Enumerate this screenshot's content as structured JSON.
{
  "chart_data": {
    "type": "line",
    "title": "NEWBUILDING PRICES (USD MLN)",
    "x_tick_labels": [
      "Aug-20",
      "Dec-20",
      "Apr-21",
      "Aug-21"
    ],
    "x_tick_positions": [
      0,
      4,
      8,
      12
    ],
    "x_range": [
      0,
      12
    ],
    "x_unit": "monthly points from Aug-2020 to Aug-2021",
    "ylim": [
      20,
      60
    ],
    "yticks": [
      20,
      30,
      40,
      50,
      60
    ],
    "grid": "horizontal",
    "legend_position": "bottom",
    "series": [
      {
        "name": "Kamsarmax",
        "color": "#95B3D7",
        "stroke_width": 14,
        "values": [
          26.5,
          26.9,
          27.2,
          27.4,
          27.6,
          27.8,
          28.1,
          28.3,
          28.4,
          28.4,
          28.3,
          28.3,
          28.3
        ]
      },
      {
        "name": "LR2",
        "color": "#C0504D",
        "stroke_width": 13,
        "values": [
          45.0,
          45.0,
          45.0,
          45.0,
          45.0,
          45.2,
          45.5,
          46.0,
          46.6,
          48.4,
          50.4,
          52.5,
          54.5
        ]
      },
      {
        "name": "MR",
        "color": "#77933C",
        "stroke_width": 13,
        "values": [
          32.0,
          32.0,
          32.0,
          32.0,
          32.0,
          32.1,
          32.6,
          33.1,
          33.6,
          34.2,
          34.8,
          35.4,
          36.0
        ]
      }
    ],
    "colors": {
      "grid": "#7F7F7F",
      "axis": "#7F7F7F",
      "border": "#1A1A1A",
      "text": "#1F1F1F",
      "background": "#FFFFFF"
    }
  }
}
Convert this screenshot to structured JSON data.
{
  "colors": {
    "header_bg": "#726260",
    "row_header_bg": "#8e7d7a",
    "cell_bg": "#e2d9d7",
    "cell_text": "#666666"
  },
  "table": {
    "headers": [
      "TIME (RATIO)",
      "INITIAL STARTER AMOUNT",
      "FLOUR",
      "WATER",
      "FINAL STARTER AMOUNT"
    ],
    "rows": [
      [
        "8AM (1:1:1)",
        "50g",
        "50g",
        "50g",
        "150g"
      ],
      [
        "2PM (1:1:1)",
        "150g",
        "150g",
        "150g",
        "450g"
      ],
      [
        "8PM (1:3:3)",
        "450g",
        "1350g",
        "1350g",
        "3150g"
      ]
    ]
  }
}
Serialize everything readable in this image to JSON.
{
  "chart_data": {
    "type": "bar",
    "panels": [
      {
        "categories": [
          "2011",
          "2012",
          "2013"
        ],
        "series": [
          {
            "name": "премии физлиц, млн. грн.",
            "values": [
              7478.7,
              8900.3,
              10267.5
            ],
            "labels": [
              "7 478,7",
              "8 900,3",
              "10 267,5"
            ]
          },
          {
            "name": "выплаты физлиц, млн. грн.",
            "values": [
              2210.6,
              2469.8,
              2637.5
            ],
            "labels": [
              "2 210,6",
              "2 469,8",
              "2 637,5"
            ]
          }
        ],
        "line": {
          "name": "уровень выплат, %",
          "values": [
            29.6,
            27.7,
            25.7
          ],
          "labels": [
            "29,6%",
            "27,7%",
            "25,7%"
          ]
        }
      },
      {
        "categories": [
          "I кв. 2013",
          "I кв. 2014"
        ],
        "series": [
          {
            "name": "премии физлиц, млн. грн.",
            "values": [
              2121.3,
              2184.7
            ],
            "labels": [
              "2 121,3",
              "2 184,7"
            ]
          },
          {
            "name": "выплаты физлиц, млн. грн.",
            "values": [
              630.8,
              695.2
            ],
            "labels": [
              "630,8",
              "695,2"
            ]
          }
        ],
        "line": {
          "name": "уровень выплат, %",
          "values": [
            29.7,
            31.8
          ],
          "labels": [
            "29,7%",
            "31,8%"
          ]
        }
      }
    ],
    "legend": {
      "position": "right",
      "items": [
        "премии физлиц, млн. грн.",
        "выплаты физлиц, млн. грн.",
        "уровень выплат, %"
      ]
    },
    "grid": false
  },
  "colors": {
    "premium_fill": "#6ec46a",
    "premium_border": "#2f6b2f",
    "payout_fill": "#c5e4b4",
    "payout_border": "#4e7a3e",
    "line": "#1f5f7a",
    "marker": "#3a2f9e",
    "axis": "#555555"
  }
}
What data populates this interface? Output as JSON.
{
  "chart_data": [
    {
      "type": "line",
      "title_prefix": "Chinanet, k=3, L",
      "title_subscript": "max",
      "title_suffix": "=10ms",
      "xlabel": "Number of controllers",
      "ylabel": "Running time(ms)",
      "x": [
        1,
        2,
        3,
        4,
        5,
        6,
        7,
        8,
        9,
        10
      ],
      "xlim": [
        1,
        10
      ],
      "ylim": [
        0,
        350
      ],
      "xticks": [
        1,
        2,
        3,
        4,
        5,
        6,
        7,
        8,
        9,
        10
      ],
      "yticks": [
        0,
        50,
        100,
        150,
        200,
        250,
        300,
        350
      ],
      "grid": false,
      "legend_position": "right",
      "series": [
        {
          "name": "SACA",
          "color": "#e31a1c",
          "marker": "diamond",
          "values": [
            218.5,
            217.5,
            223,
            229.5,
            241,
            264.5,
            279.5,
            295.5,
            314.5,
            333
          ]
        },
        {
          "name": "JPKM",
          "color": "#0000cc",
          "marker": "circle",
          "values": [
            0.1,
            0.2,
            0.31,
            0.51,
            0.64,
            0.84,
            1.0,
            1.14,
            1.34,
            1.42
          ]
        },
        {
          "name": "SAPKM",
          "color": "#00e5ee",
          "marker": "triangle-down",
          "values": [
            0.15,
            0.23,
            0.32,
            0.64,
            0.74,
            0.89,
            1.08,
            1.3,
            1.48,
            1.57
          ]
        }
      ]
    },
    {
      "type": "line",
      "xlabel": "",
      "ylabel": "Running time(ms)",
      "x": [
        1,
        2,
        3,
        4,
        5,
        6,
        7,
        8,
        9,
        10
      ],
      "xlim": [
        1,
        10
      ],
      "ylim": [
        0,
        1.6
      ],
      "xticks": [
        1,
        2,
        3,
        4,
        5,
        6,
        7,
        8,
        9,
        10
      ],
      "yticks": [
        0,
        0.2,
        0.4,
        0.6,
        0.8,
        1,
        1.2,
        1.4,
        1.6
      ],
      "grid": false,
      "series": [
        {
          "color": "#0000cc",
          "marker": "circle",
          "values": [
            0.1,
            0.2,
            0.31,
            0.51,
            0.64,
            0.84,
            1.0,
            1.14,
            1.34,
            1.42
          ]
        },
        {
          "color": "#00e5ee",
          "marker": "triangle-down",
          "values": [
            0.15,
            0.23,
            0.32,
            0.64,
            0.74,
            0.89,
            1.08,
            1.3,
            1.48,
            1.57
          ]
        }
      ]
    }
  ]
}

---*---

[Work to be completed]
Take the entries and copy them out exactly.

[Final result]
Enumerate this screenshot's content as structured JSON.
{
  "chart_data": {
    "type": "line",
    "title": "NEWBUILDING PRICES (USD MLN)",
    "x_tick_labels": [
      "Aug-20",
      "Dec-20",
      "Apr-21",
      "Aug-21"
    ],
    "x_tick_positions": [
      0,
      4,
      8,
      12
    ],
    "x_range": [
      0,
      12
    ],
    "x_unit": "monthly points from Aug-2020 to Aug-2021",
    "ylim": [
      20,
      60
    ],
    "yticks": [
      20,
      30,
      40,
      50,
      60
    ],
    "grid": "horizontal",
    "legend_position": "bottom",
    "series": [
      {
        "name": "Kamsarmax",
        "color": "#95B3D7",
        "stroke_width": 14,
        "values": [
          26.5,
          26.9,
          27.2,
          27.4,
          27.6,
          27.8,
          28.1,
          28.3,
          28.4,
          28.4,
          28.3,
          28.3,
          28.3
        ]
      },
      {
        "name": "LR2",
        "color": "#C0504D",
        "stroke_width": 13,
        "values": [
          45.0,
          45.0,
          45.0,
          45.0,
          45.0,
          45.2,
          45.5,
          46.0,
          46.6,
          48.4,
          50.4,
          52.5,
          54.5
        ]
      },
      {
        "name": "MR",
        "color": "#77933C",
        "stroke_width": 13,
        "values": [
          32.0,
          32.0,
          32.0,
          32.0,
          32.0,
          32.1,
          32.6,
          33.1,
          33.6,
          34.2,
          34.8,
          35.4,
          36.0
        ]
      }
    ],
    "colors": {
      "grid": "#7F7F7F",
      "axis": "#7F7F7F",
      "border": "#1A1A1A",
      "text": "#1F1F1F",
      "background": "#FFFFFF"
    }
  }
}
Convert this screenshot to structured JSON data.
{
  "colors": {
    "header_bg": "#726260",
    "row_header_bg": "#8e7d7a",
    "cell_bg": "#e2d9d7",
    "cell_text": "#666666"
  },
  "table": {
    "headers": [
      "TIME (RATIO)",
      "INITIAL STARTER AMOUNT",
      "FLOUR",
      "WATER",
      "FINAL STARTER AMOUNT"
    ],
    "rows": [
      [
        "8AM (1:1:1)",
        "50g",
        "50g",
        "50g",
        "150g"
      ],
      [
        "2PM (1:1:1)",
        "150g",
        "150g",
        "150g",
        "450g"
      ],
      [
        "8PM (1:3:3)",
        "450g",
        "1350g",
        "1350g",
        "3150g"
      ]
    ]
  }
}
Serialize everything readable in this image to JSON.
{
  "chart_data": {
    "type": "bar",
    "panels": [
      {
        "categories": [
          "2011",
          "2012",
          "2013"
        ],
        "series": [
          {
            "name": "премии физлиц, млн. грн.",
            "values": [
              7478.7,
              8900.3,
              10267.5
            ],
            "labels": [
              "7 478,7",
              "8 900,3",
              "10 267,5"
            ]
          },
          {
            "name": "выплаты физлиц, млн. грн.",
            "values": [
              2210.6,
              2469.8,
              2637.5
            ],
            "labels": [
              "2 210,6",
              "2 469,8",
              "2 637,5"
            ]
          }
        ],
        "line": {
          "name": "уровень выплат, %",
          "values": [
            29.6,
            27.7,
            25.7
          ],
          "labels": [
            "29,6%",
            "27,7%",
            "25,7%"
          ]
        }
      },
      {
        "categories": [
          "I кв. 2013",
          "I кв. 2014"
        ],
        "series": [
          {
            "name": "премии физлиц, млн. грн.",
            "values": [
              2121.3,
              2184.7
            ],
            "labels": [
              "2 121,3",
              "2 184,7"
            ]
          },
          {
            "name": "выплаты физлиц, млн. грн.",
            "values": [
              630.8,
              695.2
            ],
            "labels": [
              "630,8",
              "695,2"
            ]
          }
        ],
        "line": {
          "name": "уровень выплат, %",
          "values": [
            29.7,
            31.8
          ],
          "labels": [
            "29,7%",
            "31,8%"
          ]
        }
      }
    ],
    "legend": {
      "position": "right",
      "items": [
        "премии физлиц, млн. грн.",
        "выплаты физлиц, млн. грн.",
        "уровень выплат, %"
      ]
    },
    "grid": false
  },
  "colors": {
    "premium_fill": "#6ec46a",
    "premium_border": "#2f6b2f",
    "payout_fill": "#c5e4b4",
    "payout_border": "#4e7a3e",
    "line": "#1f5f7a",
    "marker": "#3a2f9e",
    "axis": "#555555"
  }
}
What data populates this interface? Output as JSON.
{
  "chart_data": [
    {
      "type": "line",
      "title_prefix": "Chinanet, k=3, L",
      "title_subscript": "max",
      "title_suffix": "=10ms",
      "xlabel": "Number of controllers",
      "ylabel": "Running time(ms)",
      "x": [
        1,
        2,
        3,
        4,
        5,
        6,
        7,
        8,
        9,
        10
      ],
      "xlim": [
        1,
        10
      ],
      "ylim": [
        0,
        350
      ],
      "xticks": [
        1,
        2,
        3,
        4,
        5,
        6,
        7,
        8,
        9,
        10
      ],
      "yticks": [
        0,
        50,
        100,
        150,
        200,
        250,
        300,
        350
      ],
      "grid": false,
      "legend_position": "right",
      "series": [
        {
          "name": "SACA",
          "color": "#e31a1c",
          "marker": "diamond",
          "values": [
            218.5,
            217.5,
            223,
            229.5,
            241,
            264.5,
            279.5,
            295.5,
            314.5,
            333
          ]
        },
        {
          "name": "JPKM",
          "color": "#0000cc",
          "marker": "circle",
          "values": [
            0.1,
            0.2,
            0.31,
            0.51,
            0.64,
            0.84,
            1.0,
            1.14,
            1.34,
            1.42
          ]
        },
        {
          "name": "SAPKM",
          "color": "#00e5ee",
          "marker": "triangle-down",
          "values": [
            0.15,
            0.23,
            0.32,
            0.64,
            0.74,
            0.89,
            1.08,
            1.3,
            1.48,
            1.57
          ]
        }
      ]
    },
    {
      "type": "line",
      "xlabel": "",
      "ylabel": "Running time(ms)",
      "x": [
        1,
        2,
        3,
        4,
        5,
        6,
        7,
        8,
        9,
        10
      ],
      "xlim": [
        1,
        10
      ],
      "ylim": [
        0,
        1.6
      ],
      "xticks": [
        1,
        2,
        3,
        4,
        5,
        6,
        7,
        8,
        9,
        10
      ],
      "yticks": [
        0,
        0.2,
        0.4,
        0.6,
        0.8,
        1,
        1.2,
        1.4,
        1.6
      ],
      "grid": false,
      "series": [
        {
          "color": "#0000cc",
          "marker": "circle",
          "values": [
            0.1,
            0.2,
            0.31,
            0.51,
            0.64,
            0.84,
            1.0,
            1.14,
            1.34,
            1.42
          ]
        },
        {
          "color": "#00e5ee",
          "marker": "triangle-down",
          "values": [
            0.15,
            0.23,
            0.32,
            0.64,
            0.74,
            0.89,
            1.08,
            1.3,
            1.48,
            1.57
          ]
        }
      ]
    }
  ]
}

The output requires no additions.